Given problem
Copy the lines below as they are; omit the images they contain.

Dataset items:
********

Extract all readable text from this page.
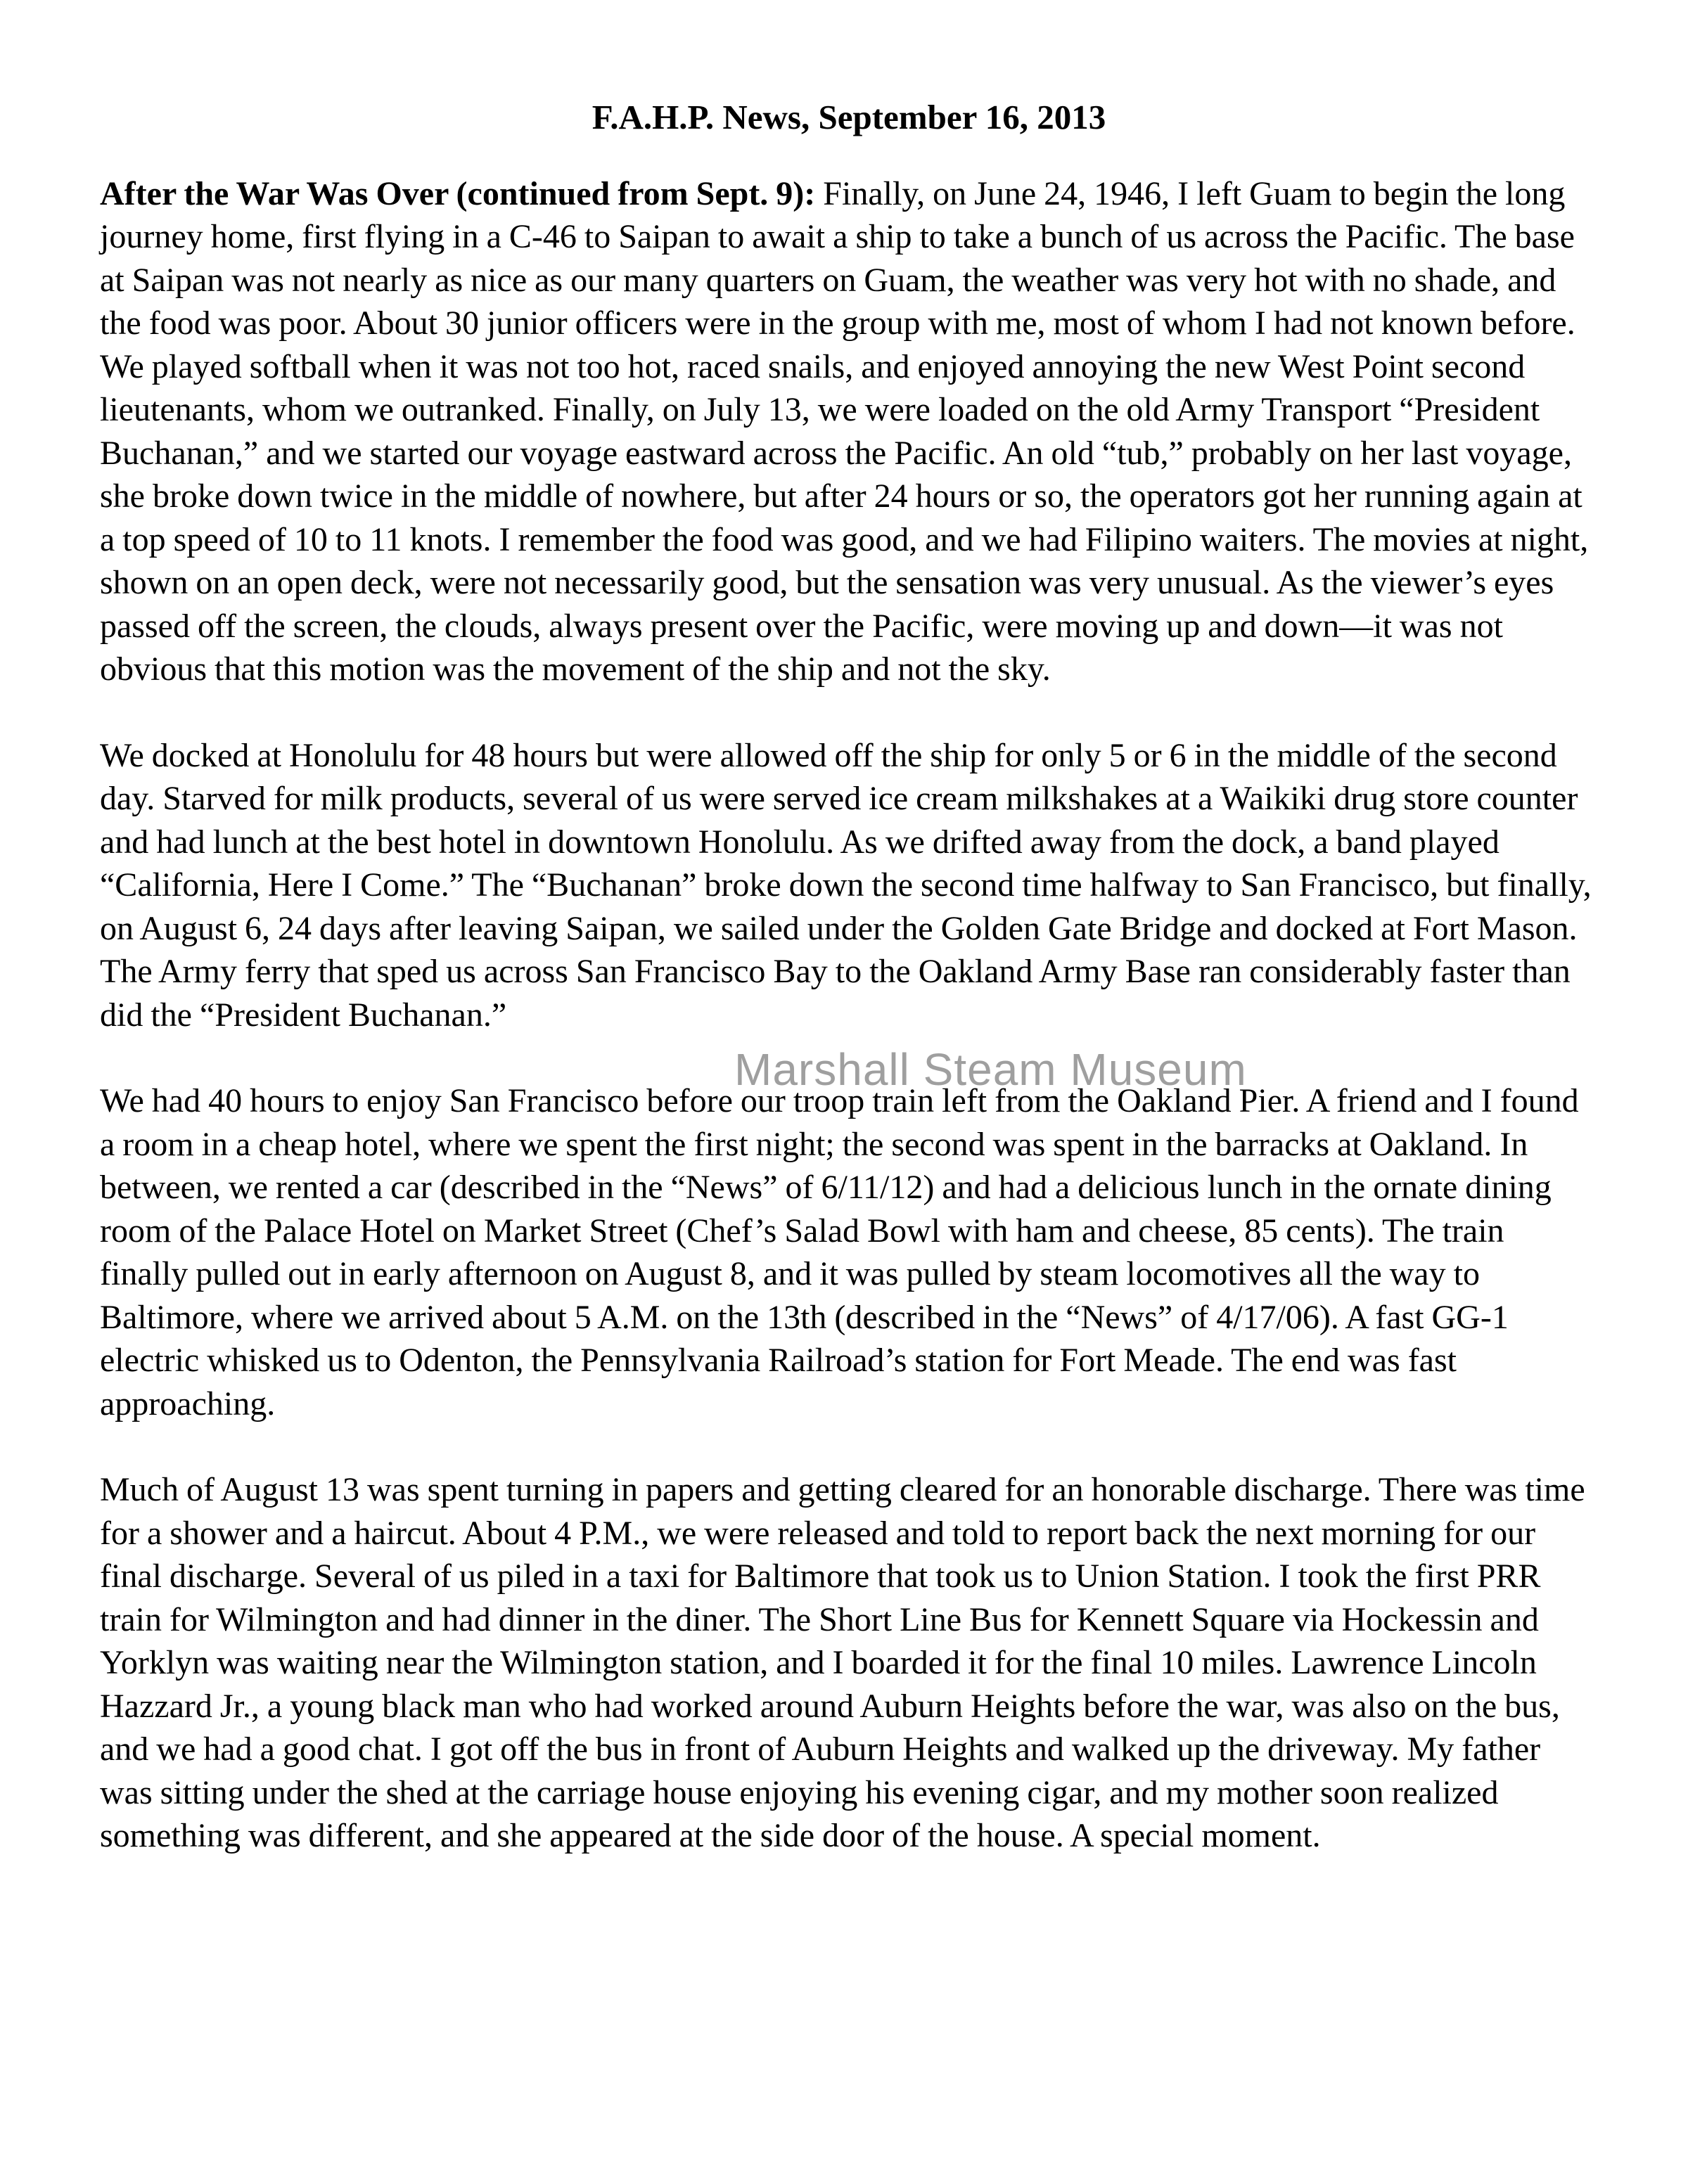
F.A.H.P. News, September 16, 2013

After the War Was Over (continued from Sept. 9): Finally, on June 24, 1946, I left Guam to begin the long journey home, first flying in a C-46 to Saipan to await a ship to take a bunch of us across the Pacific. The base at Saipan was not nearly as nice as our many quarters on Guam, the weather was very hot with no shade, and the food was poor. About 30 junior officers were in the group with me, most of whom I had not known before. We played softball when it was not too hot, raced snails, and enjoyed annoying the new West Point second lieutenants, whom we outranked. Finally, on July 13, we were loaded on the old Army Transport “President Buchanan,” and we started our voyage eastward across the Pacific. An old “tub,” probably on her last voyage, she broke down twice in the middle of nowhere, but after 24 hours or so, the operators got her running again at a top speed of 10 to 11 knots. I remember the food was good, and we had Filipino waiters. The movies at night, shown on an open deck, were not necessarily good, but the sensation was very unusual. As the viewer’s eyes passed off the screen, the clouds, always present over the Pacific, were moving up and down—it was not obvious that this motion was the movement of the ship and not the sky.

We docked at Honolulu for 48 hours but were allowed off the ship for only 5 or 6 in the middle of the second day. Starved for milk products, several of us were served ice cream milkshakes at a Waikiki drug store counter and had lunch at the best hotel in downtown Honolulu. As we drifted away from the dock, a band played “California, Here I Come.” The “Buchanan” broke down the second time halfway to San Francisco, but finally, on August 6, 24 days after leaving Saipan, we sailed under the Golden Gate Bridge and docked at Fort Mason. The Army ferry that sped us across San Francisco Bay to the Oakland Army Base ran considerably faster than did the “President Buchanan.”

We had 40 hours to enjoy San Francisco before our troop train left from the Oakland Pier. A friend and I found a room in a cheap hotel, where we spent the first night; the second was spent in the barracks at Oakland. In between, we rented a car (described in the “News” of 6/11/12) and had a delicious lunch in the ornate dining room of the Palace Hotel on Market Street (Chef’s Salad Bowl with ham and cheese, 85 cents). The train finally pulled out in early afternoon on August 8, and it was pulled by steam locomotives all the way to Baltimore, where we arrived about 5 A.M. on the 13th (described in the “News” of 4/17/06). A fast GG-1 electric whisked us to Odenton, the Pennsylvania Railroad’s station for Fort Meade. The end was fast approaching.

Much of August 13 was spent turning in papers and getting cleared for an honorable discharge. There was time for a shower and a haircut. About 4 P.M., we were released and told to report back the next morning for our final discharge. Several of us piled in a taxi for Baltimore that took us to Union Station. I took the first PRR train for Wilmington and had dinner in the diner. The Short Line Bus for Kennett Square via Hockessin and Yorklyn was waiting near the Wilmington station, and I boarded it for the final 10 miles. Lawrence Lincoln Hazzard Jr., a young black man who had worked around Auburn Heights before the war, was also on the bus, and we had a good chat. I got off the bus in front of Auburn Heights and walked up the driveway. My father was sitting under the shed at the carriage house enjoying his evening cigar, and my mother soon realized something was different, and she appeared at the side door of the house. A special moment.

Marshall Steam Museum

********

Task output
Extract all readable text from this page.
F.A.H.P. News, September 16, 2013

After the War Was Over (continued from Sept. 9): Finally, on June 24, 1946, I left Guam to begin the long journey home, first flying in a C-46 to Saipan to await a ship to take a bunch of us across the Pacific. The base at Saipan was not nearly as nice as our many quarters on Guam, the weather was very hot with no shade, and the food was poor. About 30 junior officers were in the group with me, most of whom I had not known before. We played softball when it was not too hot, raced snails, and enjoyed annoying the new West Point second lieutenants, whom we outranked. Finally, on July 13, we were loaded on the old Army Transport “President Buchanan,” and we started our voyage eastward across the Pacific. An old “tub,” probably on her last voyage, she broke down twice in the middle of nowhere, but after 24 hours or so, the operators got her running again at a top speed of 10 to 11 knots. I remember the food was good, and we had Filipino waiters. The movies at night, shown on an open deck, were not necessarily good, but the sensation was very unusual. As the viewer’s eyes passed off the screen, the clouds, always present over the Pacific, were moving up and down—it was not obvious that this motion was the movement of the ship and not the sky.

We docked at Honolulu for 48 hours but were allowed off the ship for only 5 or 6 in the middle of the second day. Starved for milk products, several of us were served ice cream milkshakes at a Waikiki drug store counter and had lunch at the best hotel in downtown Honolulu. As we drifted away from the dock, a band played “California, Here I Come.” The “Buchanan” broke down the second time halfway to San Francisco, but finally, on August 6, 24 days after leaving Saipan, we sailed under the Golden Gate Bridge and docked at Fort Mason. The Army ferry that sped us across San Francisco Bay to the Oakland Army Base ran considerably faster than did the “President Buchanan.”

We had 40 hours to enjoy San Francisco before our troop train left from the Oakland Pier. A friend and I found a room in a cheap hotel, where we spent the first night; the second was spent in the barracks at Oakland. In between, we rented a car (described in the “News” of 6/11/12) and had a delicious lunch in the ornate dining room of the Palace Hotel on Market Street (Chef’s Salad Bowl with ham and cheese, 85 cents). The train finally pulled out in early afternoon on August 8, and it was pulled by steam locomotives all the way to Baltimore, where we arrived about 5 A.M. on the 13th (described in the “News” of 4/17/06). A fast GG-1 electric whisked us to Odenton, the Pennsylvania Railroad’s station for Fort Meade. The end was fast approaching.

Much of August 13 was spent turning in papers and getting cleared for an honorable discharge. There was time for a shower and a haircut. About 4 P.M., we were released and told to report back the next morning for our final discharge. Several of us piled in a taxi for Baltimore that took us to Union Station. I took the first PRR train for Wilmington and had dinner in the diner. The Short Line Bus for Kennett Square via Hockessin and Yorklyn was waiting near the Wilmington station, and I boarded it for the final 10 miles. Lawrence Lincoln Hazzard Jr., a young black man who had worked around Auburn Heights before the war, was also on the bus, and we had a good chat. I got off the bus in front of Auburn Heights and walked up the driveway. My father was sitting under the shed at the carriage house enjoying his evening cigar, and my mother soon realized something was different, and she appeared at the side door of the house. A special moment.

Marshall Steam Museum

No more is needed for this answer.